◆ Exercise brief ◆
Which lines hold the string "from"? Copy every one of them.

┄┄┄┄┄┄

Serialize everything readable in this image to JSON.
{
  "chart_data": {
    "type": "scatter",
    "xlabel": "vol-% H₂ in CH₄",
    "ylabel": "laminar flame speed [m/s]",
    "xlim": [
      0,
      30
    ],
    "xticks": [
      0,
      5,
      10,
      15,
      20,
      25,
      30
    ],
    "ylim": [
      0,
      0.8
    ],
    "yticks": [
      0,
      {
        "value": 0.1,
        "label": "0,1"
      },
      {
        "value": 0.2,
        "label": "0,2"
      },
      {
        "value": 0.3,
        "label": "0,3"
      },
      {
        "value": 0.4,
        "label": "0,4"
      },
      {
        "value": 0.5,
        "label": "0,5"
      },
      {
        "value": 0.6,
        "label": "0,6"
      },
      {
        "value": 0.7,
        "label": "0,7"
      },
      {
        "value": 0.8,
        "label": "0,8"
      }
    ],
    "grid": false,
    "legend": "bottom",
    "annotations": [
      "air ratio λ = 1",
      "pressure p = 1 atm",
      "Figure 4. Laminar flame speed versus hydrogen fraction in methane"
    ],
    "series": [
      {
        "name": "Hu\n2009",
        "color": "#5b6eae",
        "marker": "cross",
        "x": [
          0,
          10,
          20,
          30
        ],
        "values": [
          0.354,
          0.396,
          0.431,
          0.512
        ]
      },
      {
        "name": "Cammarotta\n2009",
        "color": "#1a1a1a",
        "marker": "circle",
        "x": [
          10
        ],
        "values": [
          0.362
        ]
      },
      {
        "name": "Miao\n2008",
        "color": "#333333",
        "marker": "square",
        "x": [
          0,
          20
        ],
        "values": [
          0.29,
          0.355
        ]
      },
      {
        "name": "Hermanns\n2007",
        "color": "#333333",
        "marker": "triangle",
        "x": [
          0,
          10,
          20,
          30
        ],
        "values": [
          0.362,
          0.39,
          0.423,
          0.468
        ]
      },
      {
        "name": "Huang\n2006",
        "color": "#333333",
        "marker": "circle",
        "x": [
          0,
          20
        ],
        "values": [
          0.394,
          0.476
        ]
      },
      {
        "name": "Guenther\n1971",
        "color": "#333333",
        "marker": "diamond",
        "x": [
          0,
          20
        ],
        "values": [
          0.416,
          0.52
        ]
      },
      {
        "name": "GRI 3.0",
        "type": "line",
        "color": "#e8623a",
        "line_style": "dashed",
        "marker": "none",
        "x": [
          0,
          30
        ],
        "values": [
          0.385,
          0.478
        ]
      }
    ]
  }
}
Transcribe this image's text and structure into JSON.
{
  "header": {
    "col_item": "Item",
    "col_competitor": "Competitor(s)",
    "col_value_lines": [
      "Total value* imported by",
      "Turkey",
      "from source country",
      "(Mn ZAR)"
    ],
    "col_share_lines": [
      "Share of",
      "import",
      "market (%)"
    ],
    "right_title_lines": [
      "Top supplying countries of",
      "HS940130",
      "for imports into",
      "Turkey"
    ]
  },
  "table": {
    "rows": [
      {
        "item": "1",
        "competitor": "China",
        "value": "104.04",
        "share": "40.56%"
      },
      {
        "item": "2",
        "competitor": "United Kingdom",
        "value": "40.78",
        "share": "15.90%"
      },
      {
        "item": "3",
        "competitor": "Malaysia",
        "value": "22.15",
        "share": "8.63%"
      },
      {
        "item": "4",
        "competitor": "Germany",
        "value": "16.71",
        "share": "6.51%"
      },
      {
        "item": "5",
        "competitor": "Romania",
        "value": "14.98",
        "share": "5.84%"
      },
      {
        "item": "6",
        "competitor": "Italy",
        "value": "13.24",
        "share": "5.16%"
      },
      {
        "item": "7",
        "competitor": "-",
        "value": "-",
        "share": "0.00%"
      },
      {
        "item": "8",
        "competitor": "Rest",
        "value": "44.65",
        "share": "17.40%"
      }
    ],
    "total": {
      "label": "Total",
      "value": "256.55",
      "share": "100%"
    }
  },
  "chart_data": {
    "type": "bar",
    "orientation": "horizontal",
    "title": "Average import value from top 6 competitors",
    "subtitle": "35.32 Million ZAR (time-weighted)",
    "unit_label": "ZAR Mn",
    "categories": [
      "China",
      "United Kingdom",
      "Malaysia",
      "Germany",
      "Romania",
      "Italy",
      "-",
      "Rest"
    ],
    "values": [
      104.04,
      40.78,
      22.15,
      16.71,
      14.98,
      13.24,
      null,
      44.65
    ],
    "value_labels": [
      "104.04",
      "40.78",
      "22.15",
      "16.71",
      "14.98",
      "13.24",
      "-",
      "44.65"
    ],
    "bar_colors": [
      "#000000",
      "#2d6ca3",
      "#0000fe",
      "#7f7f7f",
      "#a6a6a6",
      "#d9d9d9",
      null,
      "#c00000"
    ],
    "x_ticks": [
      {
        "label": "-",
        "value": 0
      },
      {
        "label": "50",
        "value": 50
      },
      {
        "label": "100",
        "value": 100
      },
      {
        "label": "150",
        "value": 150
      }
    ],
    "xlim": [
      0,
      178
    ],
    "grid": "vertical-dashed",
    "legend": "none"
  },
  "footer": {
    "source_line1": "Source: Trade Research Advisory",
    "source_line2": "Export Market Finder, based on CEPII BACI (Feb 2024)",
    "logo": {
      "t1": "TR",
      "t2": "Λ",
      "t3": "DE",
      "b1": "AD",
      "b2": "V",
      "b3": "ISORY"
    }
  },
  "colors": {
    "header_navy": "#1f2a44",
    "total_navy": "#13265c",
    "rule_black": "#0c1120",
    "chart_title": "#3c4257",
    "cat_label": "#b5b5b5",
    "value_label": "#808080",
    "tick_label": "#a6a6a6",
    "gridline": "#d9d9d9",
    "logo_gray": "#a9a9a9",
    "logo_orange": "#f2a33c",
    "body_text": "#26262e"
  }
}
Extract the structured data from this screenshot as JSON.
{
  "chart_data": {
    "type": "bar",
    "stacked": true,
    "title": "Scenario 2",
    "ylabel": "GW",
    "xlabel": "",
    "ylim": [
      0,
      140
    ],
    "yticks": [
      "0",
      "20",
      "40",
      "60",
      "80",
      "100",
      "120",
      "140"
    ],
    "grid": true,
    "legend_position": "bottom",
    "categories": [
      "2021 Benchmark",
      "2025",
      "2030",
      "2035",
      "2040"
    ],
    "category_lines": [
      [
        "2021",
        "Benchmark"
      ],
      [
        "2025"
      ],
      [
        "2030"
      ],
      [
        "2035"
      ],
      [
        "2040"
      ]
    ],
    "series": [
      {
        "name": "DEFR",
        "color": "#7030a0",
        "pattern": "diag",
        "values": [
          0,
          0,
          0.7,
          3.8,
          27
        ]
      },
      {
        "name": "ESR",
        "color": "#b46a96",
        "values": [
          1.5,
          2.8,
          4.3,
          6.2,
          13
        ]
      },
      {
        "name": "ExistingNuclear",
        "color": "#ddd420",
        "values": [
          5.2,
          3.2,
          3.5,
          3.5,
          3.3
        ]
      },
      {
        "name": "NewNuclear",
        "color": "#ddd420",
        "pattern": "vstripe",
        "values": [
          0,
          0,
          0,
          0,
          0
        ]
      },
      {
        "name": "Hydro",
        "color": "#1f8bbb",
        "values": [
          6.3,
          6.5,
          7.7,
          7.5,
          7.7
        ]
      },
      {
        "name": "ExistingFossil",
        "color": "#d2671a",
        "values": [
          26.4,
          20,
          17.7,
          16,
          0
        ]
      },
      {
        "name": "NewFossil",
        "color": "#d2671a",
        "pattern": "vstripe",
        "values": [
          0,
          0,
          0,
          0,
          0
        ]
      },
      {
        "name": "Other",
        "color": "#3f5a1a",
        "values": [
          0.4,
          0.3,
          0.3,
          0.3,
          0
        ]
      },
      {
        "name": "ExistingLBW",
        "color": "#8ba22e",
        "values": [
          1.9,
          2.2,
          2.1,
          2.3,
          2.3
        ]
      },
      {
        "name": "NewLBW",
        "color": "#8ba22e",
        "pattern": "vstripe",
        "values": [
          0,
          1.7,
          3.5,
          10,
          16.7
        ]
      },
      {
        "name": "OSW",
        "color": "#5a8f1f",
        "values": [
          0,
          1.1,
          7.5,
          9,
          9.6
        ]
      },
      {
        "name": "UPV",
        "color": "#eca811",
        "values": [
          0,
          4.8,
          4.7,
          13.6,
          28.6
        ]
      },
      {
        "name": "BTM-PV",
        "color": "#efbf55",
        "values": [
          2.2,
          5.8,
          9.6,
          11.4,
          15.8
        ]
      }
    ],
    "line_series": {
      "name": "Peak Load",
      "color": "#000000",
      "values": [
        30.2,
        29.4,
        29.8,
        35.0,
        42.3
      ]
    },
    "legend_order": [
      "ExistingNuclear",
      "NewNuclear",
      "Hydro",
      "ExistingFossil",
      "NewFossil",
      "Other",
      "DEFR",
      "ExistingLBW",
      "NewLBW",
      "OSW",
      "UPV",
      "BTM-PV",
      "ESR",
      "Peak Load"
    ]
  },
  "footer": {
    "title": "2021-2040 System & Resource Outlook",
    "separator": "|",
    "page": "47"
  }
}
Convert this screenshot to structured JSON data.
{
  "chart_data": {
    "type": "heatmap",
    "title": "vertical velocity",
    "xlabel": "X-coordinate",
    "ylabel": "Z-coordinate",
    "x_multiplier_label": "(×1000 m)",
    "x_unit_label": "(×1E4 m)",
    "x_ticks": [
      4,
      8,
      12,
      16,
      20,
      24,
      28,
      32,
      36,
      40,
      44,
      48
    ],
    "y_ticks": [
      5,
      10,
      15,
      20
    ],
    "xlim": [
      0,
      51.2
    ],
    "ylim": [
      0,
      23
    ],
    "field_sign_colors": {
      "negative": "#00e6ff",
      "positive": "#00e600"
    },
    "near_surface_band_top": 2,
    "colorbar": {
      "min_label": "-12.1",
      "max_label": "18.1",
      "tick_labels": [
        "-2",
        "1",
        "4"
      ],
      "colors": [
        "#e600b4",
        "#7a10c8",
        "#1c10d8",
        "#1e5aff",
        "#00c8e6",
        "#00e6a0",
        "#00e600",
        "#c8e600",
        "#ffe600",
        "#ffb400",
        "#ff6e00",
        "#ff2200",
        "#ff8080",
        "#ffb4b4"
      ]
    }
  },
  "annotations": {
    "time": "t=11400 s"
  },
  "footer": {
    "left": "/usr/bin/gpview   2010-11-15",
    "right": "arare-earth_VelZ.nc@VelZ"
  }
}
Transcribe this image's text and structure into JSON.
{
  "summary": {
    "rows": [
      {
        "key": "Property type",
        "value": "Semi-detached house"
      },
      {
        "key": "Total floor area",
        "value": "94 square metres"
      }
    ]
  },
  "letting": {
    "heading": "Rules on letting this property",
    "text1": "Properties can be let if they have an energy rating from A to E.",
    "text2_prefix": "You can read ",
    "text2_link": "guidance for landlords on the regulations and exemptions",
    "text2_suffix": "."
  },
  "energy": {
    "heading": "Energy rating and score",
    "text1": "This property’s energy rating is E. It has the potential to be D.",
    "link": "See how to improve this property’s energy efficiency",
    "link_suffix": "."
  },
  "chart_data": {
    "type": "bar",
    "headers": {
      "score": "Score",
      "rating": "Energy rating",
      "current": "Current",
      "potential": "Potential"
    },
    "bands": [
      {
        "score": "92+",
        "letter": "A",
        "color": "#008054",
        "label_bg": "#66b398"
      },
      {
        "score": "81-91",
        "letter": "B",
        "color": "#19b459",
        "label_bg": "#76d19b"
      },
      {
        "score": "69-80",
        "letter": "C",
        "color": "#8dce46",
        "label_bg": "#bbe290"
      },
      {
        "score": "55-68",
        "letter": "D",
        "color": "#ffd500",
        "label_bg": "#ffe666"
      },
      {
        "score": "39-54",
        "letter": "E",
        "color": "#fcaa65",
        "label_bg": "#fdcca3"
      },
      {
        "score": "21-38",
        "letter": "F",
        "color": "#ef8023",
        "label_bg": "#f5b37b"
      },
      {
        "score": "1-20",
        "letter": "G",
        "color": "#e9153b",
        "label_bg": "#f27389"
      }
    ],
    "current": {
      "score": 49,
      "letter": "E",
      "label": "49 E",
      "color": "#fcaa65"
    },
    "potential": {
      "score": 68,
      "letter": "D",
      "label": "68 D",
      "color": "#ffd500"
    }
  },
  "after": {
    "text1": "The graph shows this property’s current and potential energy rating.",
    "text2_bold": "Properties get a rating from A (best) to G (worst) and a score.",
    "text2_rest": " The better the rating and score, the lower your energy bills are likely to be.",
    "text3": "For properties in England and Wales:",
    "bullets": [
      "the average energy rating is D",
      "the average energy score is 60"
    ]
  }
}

┄┄┄┄┄┄

◆ Answer for this exercise ◆
      "from source country",
    "title": "Average import value from top 6 competitors",
Extract the structured data from this screenshot as JSON.
    "text1": "Properties can be let if they have an energy rating from A to E.",
    "text2_bold": "Properties get a rating from A (best) to G (worst) and a score.",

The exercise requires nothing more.